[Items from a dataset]
----------
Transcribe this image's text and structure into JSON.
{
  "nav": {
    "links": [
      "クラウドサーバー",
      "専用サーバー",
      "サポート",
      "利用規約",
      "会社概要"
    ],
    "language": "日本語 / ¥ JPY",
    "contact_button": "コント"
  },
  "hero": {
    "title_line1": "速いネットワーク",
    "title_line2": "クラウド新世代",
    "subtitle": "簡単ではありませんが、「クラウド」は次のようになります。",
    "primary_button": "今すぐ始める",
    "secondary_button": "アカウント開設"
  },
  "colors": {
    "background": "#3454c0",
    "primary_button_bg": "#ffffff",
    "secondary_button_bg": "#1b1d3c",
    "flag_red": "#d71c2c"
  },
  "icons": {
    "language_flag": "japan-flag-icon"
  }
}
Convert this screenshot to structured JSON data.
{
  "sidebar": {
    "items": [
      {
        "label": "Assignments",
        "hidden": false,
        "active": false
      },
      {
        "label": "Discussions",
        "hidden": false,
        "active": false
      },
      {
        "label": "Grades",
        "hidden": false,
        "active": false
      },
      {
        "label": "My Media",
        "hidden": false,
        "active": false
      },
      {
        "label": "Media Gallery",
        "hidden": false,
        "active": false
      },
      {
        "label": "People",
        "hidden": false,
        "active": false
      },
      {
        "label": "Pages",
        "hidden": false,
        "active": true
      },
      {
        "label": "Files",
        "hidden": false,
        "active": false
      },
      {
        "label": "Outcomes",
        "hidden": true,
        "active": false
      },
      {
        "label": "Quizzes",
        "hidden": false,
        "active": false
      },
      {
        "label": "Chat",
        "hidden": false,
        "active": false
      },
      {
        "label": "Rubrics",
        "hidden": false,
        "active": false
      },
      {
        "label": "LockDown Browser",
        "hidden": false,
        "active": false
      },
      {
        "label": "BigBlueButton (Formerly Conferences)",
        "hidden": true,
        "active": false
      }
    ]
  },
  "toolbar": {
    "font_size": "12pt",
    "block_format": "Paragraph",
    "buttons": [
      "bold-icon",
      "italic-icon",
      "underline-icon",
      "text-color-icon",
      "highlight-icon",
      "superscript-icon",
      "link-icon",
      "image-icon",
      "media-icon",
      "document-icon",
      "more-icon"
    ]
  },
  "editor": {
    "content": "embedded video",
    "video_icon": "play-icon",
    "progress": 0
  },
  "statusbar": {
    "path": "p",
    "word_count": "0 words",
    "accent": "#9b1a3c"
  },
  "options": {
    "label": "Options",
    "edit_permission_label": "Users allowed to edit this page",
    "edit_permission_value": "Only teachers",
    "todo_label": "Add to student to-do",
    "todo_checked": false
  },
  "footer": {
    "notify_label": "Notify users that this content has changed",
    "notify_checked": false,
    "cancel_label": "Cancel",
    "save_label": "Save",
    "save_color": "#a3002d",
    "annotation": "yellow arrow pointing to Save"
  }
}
----------
■ REQUIREMENT: Please output the entire listing exactly as it stands.

■ TASK OUTPUT:
Transcribe this image's text and structure into JSON.
{
  "nav": {
    "links": [
      "クラウドサーバー",
      "専用サーバー",
      "サポート",
      "利用規約",
      "会社概要"
    ],
    "language": "日本語 / ¥ JPY",
    "contact_button": "コント"
  },
  "hero": {
    "title_line1": "速いネットワーク",
    "title_line2": "クラウド新世代",
    "subtitle": "簡単ではありませんが、「クラウド」は次のようになります。",
    "primary_button": "今すぐ始める",
    "secondary_button": "アカウント開設"
  },
  "colors": {
    "background": "#3454c0",
    "primary_button_bg": "#ffffff",
    "secondary_button_bg": "#1b1d3c",
    "flag_red": "#d71c2c"
  },
  "icons": {
    "language_flag": "japan-flag-icon"
  }
}
Convert this screenshot to structured JSON data.
{
  "sidebar": {
    "items": [
      {
        "label": "Assignments",
        "hidden": false,
        "active": false
      },
      {
        "label": "Discussions",
        "hidden": false,
        "active": false
      },
      {
        "label": "Grades",
        "hidden": false,
        "active": false
      },
      {
        "label": "My Media",
        "hidden": false,
        "active": false
      },
      {
        "label": "Media Gallery",
        "hidden": false,
        "active": false
      },
      {
        "label": "People",
        "hidden": false,
        "active": false
      },
      {
        "label": "Pages",
        "hidden": false,
        "active": true
      },
      {
        "label": "Files",
        "hidden": false,
        "active": false
      },
      {
        "label": "Outcomes",
        "hidden": true,
        "active": false
      },
      {
        "label": "Quizzes",
        "hidden": false,
        "active": false
      },
      {
        "label": "Chat",
        "hidden": false,
        "active": false
      },
      {
        "label": "Rubrics",
        "hidden": false,
        "active": false
      },
      {
        "label": "LockDown Browser",
        "hidden": false,
        "active": false
      },
      {
        "label": "BigBlueButton (Formerly Conferences)",
        "hidden": true,
        "active": false
      }
    ]
  },
  "toolbar": {
    "font_size": "12pt",
    "block_format": "Paragraph",
    "buttons": [
      "bold-icon",
      "italic-icon",
      "underline-icon",
      "text-color-icon",
      "highlight-icon",
      "superscript-icon",
      "link-icon",
      "image-icon",
      "media-icon",
      "document-icon",
      "more-icon"
    ]
  },
  "editor": {
    "content": "embedded video",
    "video_icon": "play-icon",
    "progress": 0
  },
  "statusbar": {
    "path": "p",
    "word_count": "0 words",
    "accent": "#9b1a3c"
  },
  "options": {
    "label": "Options",
    "edit_permission_label": "Users allowed to edit this page",
    "edit_permission_value": "Only teachers",
    "todo_label": "Add to student to-do",
    "todo_checked": false
  },
  "footer": {
    "notify_label": "Notify users that this content has changed",
    "notify_checked": false,
    "cancel_label": "Cancel",
    "save_label": "Save",
    "save_color": "#a3002d",
    "annotation": "yellow arrow pointing to Save"
  }
}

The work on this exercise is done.